(Beginning of Excerpted records)
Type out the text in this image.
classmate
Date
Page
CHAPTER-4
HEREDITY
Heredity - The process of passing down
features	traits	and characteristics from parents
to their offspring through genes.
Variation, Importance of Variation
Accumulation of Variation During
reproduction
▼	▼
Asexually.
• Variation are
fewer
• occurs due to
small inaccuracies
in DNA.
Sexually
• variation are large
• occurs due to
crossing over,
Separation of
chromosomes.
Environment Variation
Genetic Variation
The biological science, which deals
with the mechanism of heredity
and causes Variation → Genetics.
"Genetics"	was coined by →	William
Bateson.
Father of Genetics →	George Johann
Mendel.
(End of Excerpted records)
> Task to complete
Each line in the data is to be written out precisely.

> Result of this exercise
Type out the text in this image.
classmate
Date
Page
CHAPTER-4
HEREDITY
Heredity - The process of passing down
features	traits	and characteristics from parents
to their offspring through genes.
Variation, Importance of Variation
Accumulation of Variation During
reproduction
▼	▼
Asexually.
• Variation are
fewer
• occurs due to
small inaccuracies
in DNA.
Sexually
• variation are large
• occurs due to
crossing over,
Separation of
chromosomes.
Environment Variation
Genetic Variation
The biological science, which deals
with the mechanism of heredity
and causes Variation → Genetics.
"Genetics"	was coined by →	William
Bateson.
Father of Genetics →	George Johann
Mendel.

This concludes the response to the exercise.